• [GIVEN TASK] Copy each line that has the string "உலகப" somewhere in it.

[Dataset records]
:::::
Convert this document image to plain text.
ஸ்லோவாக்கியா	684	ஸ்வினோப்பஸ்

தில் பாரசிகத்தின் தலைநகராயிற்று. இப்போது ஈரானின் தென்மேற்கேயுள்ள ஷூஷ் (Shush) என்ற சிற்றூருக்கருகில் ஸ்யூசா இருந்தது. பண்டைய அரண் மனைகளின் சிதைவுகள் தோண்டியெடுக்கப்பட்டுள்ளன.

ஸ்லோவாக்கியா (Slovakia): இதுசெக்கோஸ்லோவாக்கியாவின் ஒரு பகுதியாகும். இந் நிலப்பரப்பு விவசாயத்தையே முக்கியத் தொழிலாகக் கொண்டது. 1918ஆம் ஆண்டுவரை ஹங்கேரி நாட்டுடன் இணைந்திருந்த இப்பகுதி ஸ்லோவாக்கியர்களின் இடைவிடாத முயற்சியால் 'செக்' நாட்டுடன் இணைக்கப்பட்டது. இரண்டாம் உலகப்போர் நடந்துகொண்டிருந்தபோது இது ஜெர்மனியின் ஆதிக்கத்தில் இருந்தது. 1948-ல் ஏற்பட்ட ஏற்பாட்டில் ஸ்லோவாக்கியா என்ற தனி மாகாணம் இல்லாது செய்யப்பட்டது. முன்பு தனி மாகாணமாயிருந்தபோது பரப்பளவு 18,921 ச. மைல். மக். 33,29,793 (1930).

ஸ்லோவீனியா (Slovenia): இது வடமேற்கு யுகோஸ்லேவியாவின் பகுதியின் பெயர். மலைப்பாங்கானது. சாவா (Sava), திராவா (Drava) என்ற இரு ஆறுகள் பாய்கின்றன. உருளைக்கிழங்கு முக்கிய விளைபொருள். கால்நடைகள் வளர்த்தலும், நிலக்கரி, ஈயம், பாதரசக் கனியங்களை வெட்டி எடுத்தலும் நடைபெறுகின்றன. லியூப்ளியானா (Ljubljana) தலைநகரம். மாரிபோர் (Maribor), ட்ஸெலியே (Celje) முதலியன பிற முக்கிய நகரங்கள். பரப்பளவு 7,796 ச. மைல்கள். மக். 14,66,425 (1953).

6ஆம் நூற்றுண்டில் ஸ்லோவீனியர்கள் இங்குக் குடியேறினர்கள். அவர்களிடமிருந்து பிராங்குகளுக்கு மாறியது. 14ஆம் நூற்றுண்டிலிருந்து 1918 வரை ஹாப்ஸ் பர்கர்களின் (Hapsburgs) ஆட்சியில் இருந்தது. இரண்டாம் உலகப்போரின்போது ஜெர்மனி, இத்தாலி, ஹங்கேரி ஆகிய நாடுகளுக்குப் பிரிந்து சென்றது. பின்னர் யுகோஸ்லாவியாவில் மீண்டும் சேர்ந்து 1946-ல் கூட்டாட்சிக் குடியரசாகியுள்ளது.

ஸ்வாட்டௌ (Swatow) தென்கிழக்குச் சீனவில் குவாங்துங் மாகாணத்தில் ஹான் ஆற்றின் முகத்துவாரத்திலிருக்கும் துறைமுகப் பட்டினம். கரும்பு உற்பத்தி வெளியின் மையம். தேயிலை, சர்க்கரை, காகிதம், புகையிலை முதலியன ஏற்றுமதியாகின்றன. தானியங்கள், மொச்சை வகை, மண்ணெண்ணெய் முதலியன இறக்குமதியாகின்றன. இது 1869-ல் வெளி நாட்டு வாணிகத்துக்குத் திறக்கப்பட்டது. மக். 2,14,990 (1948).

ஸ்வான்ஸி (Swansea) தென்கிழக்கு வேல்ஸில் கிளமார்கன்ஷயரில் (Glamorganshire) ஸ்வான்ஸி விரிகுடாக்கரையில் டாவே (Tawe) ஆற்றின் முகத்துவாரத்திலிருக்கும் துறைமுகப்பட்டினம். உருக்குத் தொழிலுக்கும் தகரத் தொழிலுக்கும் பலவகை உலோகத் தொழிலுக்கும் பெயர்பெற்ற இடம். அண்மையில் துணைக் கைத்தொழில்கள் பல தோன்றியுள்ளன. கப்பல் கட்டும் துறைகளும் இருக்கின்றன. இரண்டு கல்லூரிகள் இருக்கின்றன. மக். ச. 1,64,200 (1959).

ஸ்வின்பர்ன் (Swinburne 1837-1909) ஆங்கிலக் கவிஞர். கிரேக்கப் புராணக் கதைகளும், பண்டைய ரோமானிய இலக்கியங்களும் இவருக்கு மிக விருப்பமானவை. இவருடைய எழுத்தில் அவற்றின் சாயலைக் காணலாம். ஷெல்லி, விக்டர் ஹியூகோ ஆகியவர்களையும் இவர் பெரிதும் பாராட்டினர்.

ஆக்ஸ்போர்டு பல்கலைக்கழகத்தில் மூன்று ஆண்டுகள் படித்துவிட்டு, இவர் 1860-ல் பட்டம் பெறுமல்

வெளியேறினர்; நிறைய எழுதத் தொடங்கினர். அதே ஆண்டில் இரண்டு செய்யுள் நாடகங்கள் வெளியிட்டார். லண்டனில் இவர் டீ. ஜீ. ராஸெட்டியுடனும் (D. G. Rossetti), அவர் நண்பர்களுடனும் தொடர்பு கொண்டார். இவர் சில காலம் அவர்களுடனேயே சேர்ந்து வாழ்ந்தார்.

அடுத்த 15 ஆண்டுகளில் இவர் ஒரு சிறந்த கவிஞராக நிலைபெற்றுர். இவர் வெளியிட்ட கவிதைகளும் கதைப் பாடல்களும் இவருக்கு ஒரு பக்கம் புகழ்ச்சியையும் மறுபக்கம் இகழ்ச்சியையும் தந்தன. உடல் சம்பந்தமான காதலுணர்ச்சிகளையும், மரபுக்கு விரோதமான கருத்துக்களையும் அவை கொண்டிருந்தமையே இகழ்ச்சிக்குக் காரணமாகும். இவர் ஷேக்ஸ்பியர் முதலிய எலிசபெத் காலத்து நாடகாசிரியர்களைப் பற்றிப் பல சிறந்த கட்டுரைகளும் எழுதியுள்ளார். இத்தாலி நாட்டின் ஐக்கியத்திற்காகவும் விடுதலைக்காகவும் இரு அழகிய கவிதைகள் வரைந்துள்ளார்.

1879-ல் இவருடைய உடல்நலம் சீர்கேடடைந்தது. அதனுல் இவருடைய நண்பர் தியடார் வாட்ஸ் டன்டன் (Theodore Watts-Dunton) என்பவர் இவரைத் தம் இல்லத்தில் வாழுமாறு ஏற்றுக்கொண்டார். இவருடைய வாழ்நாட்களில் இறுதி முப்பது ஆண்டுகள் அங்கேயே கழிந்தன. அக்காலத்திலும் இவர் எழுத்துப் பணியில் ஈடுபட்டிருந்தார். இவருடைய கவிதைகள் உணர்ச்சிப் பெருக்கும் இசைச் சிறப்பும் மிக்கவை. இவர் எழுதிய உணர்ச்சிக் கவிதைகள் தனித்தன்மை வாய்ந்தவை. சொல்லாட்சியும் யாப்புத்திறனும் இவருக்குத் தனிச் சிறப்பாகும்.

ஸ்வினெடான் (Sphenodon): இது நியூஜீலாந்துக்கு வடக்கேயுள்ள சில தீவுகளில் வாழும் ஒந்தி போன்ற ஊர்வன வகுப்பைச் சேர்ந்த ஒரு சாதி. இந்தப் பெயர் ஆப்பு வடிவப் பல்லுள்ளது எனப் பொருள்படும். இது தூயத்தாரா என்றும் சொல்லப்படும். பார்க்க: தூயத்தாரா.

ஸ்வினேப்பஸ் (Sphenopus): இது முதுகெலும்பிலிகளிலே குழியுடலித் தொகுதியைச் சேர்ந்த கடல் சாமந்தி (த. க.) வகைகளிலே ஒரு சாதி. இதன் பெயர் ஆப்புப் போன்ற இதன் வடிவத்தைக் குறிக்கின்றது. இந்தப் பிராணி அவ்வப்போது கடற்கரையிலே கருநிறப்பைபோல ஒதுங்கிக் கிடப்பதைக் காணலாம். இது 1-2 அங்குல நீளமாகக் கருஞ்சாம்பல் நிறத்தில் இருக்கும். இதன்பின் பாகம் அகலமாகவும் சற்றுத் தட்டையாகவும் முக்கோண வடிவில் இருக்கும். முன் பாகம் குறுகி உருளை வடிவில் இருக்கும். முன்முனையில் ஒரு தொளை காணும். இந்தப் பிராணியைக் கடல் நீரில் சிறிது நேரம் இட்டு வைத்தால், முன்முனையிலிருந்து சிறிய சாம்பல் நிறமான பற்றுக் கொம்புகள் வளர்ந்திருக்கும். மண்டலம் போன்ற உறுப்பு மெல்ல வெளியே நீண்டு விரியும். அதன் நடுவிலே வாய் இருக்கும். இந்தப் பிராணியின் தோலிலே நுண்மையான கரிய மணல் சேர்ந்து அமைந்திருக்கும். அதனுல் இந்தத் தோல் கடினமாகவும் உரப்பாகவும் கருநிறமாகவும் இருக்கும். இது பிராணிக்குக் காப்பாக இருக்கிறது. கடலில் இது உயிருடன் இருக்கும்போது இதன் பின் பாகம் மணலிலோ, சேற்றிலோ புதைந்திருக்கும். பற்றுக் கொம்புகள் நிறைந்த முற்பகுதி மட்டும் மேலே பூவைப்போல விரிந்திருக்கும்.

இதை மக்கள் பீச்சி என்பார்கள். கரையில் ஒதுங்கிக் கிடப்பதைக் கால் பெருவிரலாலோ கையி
:::::
• [RESPONSE TO THE EXERCISE]
ஸ்லோவாக்கியா (Slovakia): இதுசெக்கோஸ்லோவாக்கியாவின் ஒரு பகுதியாகும். இந் நிலப்பரப்பு விவசாயத்தையே முக்கியத் தொழிலாகக் கொண்டது. 1918ஆம் ஆண்டுவரை ஹங்கேரி நாட்டுடன் இணைந்திருந்த இப்பகுதி ஸ்லோவாக்கியர்களின் இடைவிடாத முயற்சியால் 'செக்' நாட்டுடன் இணைக்கப்பட்டது. இரண்டாம் உலகப்போர் நடந்துகொண்டிருந்தபோது இது ஜெர்மனியின் ஆதிக்கத்தில் இருந்தது. 1948-ல் ஏற்பட்ட ஏற்பாட்டில் ஸ்லோவாக்கியா என்ற தனி மாகாணம் இல்லாது செய்யப்பட்டது. முன்பு தனி மாகாணமாயிருந்தபோது பரப்பளவு 18,921 ச. மைல். மக். 33,29,793 (1930).
6ஆம் நூற்றுண்டில் ஸ்லோவீனியர்கள் இங்குக் குடியேறினர்கள். அவர்களிடமிருந்து பிராங்குகளுக்கு மாறியது. 14ஆம் நூற்றுண்டிலிருந்து 1918 வரை ஹாப்ஸ் பர்கர்களின் (Hapsburgs) ஆட்சியில் இருந்தது. இரண்டாம் உலகப்போரின்போது ஜெர்மனி, இத்தாலி, ஹங்கேரி ஆகிய நாடுகளுக்குப் பிரிந்து சென்றது. பின்னர் யுகோஸ்லாவியாவில் மீண்டும் சேர்ந்து 1946-ல் கூட்டாட்சிக் குடியரசாகியுள்ளது.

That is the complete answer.